Blocco di testo:
Inclusione e lotta alla povertà, nell’Ats 2 in servizio quattro nuovi psicologi

Ferdinandi: «La salute mentale non è un settore separato, ma una parte essenziale delle politiche sociali e della qualità della vita di una comunità»

PERUGIA – Hanno preso servizio dal 31 luglio presso l’Ambito Territoriale Sociale 2 (Ats), di cui il Comune di Perugia è capofila, quattro funzionari-psicologi.
L’iniziativa rientra nell’ambito del bando nazionale per assunzioni a tempo determinato, finanziato dal PN Inclusione e lotta alla povertà, pubblicato dal ministero del Lavoro e delle Politiche sociali.
In questo ambito il dipartimento per le politiche sociali, del terzo settore e migratorie – Direzione generale per lo sviluppo sociale e gli aiuti alla povertà, dopo aver approvato la convenzione di sovvenzione con il Comune di Perugia per lo svolgimento delle funzioni di beneficiario nella gestione di attività del PN Inclusione e lotta alla povertà 2021-2027, ha assegnato all’Ente capofila dell’Ats2 un finanziamento di poco superiore ai 614mila euro.

Materiale fornito:
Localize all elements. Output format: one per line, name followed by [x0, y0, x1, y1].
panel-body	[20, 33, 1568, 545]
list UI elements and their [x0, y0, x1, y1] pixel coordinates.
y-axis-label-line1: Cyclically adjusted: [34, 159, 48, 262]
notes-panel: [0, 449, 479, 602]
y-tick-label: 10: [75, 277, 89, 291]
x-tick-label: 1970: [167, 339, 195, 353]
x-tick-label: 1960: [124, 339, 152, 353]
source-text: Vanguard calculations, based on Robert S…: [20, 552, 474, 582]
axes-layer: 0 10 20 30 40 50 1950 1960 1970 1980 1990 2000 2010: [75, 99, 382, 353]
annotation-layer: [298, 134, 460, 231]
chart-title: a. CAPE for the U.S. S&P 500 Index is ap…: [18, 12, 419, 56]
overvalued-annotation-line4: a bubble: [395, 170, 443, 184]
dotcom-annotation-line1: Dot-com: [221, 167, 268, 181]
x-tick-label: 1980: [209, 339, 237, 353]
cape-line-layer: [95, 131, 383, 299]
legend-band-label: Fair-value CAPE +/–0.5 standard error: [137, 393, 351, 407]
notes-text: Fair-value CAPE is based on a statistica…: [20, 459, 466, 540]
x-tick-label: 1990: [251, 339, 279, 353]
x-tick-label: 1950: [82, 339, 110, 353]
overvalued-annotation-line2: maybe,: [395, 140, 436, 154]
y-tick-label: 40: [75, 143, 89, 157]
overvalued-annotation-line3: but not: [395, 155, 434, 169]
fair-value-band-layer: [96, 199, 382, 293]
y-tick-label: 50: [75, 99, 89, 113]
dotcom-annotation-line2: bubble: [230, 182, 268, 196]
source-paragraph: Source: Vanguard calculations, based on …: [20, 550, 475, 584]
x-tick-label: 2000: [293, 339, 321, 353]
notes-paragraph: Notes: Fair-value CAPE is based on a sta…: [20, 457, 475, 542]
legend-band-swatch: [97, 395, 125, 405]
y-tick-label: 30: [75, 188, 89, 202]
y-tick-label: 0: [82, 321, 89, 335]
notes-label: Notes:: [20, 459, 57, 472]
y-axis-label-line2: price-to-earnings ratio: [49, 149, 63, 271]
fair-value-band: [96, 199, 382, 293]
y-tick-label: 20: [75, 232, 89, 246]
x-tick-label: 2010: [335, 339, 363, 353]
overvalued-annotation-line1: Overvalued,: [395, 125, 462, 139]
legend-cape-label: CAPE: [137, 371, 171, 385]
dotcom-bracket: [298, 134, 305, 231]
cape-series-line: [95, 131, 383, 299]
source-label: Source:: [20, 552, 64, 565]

Istruzioni dell'esercizio: Per favore, ritrascrivi per intero l'articolo sui nuovi psicologi dell'Ats 2, senza cambiare nulla.

Soluzione del problema:
Inclusione e lotta alla povertà, nell’Ats 2 in servizio quattro nuovi psicologi

Ferdinandi: «La salute mentale non è un settore separato, ma una parte essenziale delle politiche sociali e della qualità della vita di una comunità»

PERUGIA – Hanno preso servizio dal 31 luglio presso l’Ambito Territoriale Sociale 2 (Ats), di cui il Comune di Perugia è capofila, quattro funzionari-psicologi.
L’iniziativa rientra nell’ambito del bando nazionale per assunzioni a tempo determinato, finanziato dal PN Inclusione e lotta alla povertà, pubblicato dal ministero del Lavoro e delle Politiche sociali.
In questo ambito il dipartimento per le politiche sociali, del terzo settore e migratorie – Direzione generale per lo sviluppo sociale e gli aiuti alla povertà, dopo aver approvato la convenzione di sovvenzione con il Comune di Perugia per lo svolgimento delle funzioni di beneficiario nella gestione di attività del PN Inclusione e lotta alla povertà 2021-2027, ha assegnato all’Ente capofila dell’Ats2 un finanziamento di poco superiore ai 614mila euro.